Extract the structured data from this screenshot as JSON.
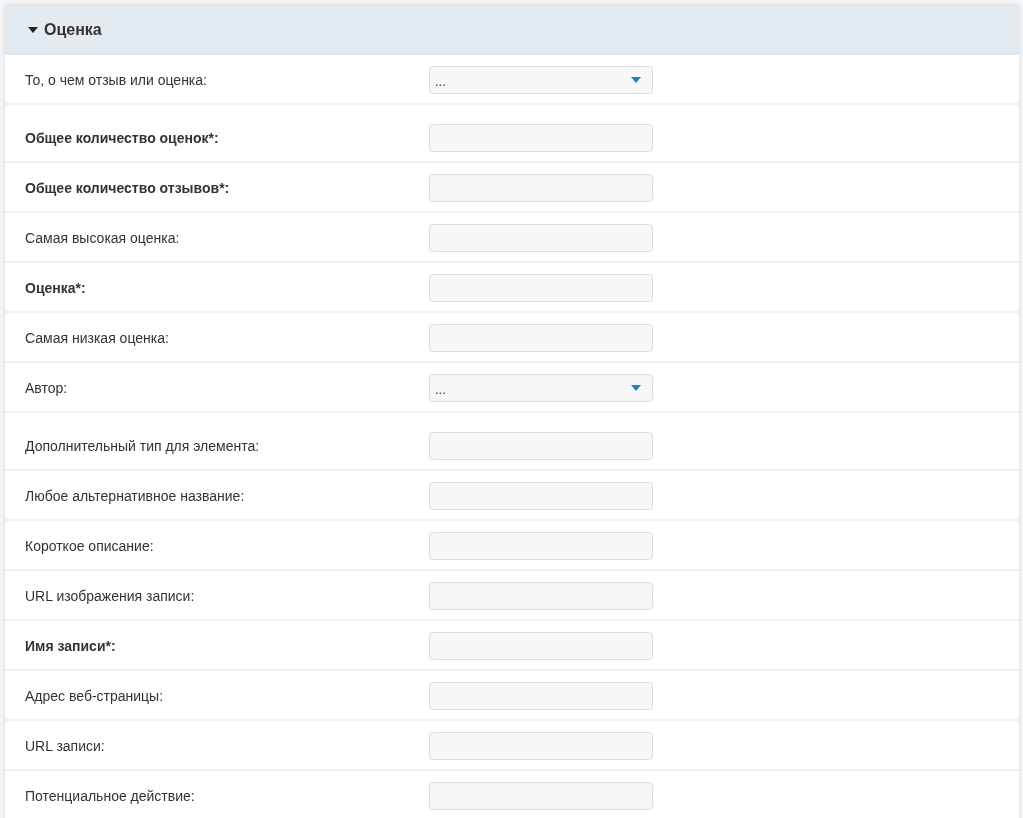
{
  "section": {
    "title": "Оценка",
    "expanded": true
  },
  "fields": [
    {
      "kind": "select",
      "label": "То, о чем отзыв или оценка:",
      "required": false,
      "value": "..."
    },
    {
      "kind": "text",
      "label": "Общее количество оценок*:",
      "required": true
    },
    {
      "kind": "text",
      "label": "Общее количество отзывов*:",
      "required": true
    },
    {
      "kind": "text",
      "label": "Самая высокая оценка:",
      "required": false
    },
    {
      "kind": "text",
      "label": "Оценка*:",
      "required": true
    },
    {
      "kind": "text",
      "label": "Самая низкая оценка:",
      "required": false
    },
    {
      "kind": "select",
      "label": "Автор:",
      "required": false,
      "value": "..."
    },
    {
      "kind": "text",
      "label": "Дополнительный тип для элемента:",
      "required": false
    },
    {
      "kind": "text",
      "label": "Любое альтернативное название:",
      "required": false
    },
    {
      "kind": "text",
      "label": "Короткое описание:",
      "required": false
    },
    {
      "kind": "text",
      "label": "URL изображения записи:",
      "required": false
    },
    {
      "kind": "text",
      "label": "Имя записи*:",
      "required": true
    },
    {
      "kind": "text",
      "label": "Адрес веб-страницы:",
      "required": false
    },
    {
      "kind": "text",
      "label": "URL записи:",
      "required": false
    },
    {
      "kind": "text",
      "label": "Потенциальное действие:",
      "required": false
    }
  ]
}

=-=-=-=-=

◆ **Problem to work on**: Write out every record above exactly as it stands, but leave out the pictures.

◆ **Written answer**:
Extract the structured data from this screenshot as JSON.
{
  "section": {
    "title": "Оценка",
    "expanded": true
  },
  "fields": [
    {
      "kind": "select",
      "label": "То, о чем отзыв или оценка:",
      "required": false,
      "value": "..."
    },
    {
      "kind": "text",
      "label": "Общее количество оценок*:",
      "required": true
    },
    {
      "kind": "text",
      "label": "Общее количество отзывов*:",
      "required": true
    },
    {
      "kind": "text",
      "label": "Самая высокая оценка:",
      "required": false
    },
    {
      "kind": "text",
      "label": "Оценка*:",
      "required": true
    },
    {
      "kind": "text",
      "label": "Самая низкая оценка:",
      "required": false
    },
    {
      "kind": "select",
      "label": "Автор:",
      "required": false,
      "value": "..."
    },
    {
      "kind": "text",
      "label": "Дополнительный тип для элемента:",
      "required": false
    },
    {
      "kind": "text",
      "label": "Любое альтернативное название:",
      "required": false
    },
    {
      "kind": "text",
      "label": "Короткое описание:",
      "required": false
    },
    {
      "kind": "text",
      "label": "URL изображения записи:",
      "required": false
    },
    {
      "kind": "text",
      "label": "Имя записи*:",
      "required": true
    },
    {
      "kind": "text",
      "label": "Адрес веб-страницы:",
      "required": false
    },
    {
      "kind": "text",
      "label": "URL записи:",
      "required": false
    },
    {
      "kind": "text",
      "label": "Потенциальное действие:",
      "required": false
    }
  ]
}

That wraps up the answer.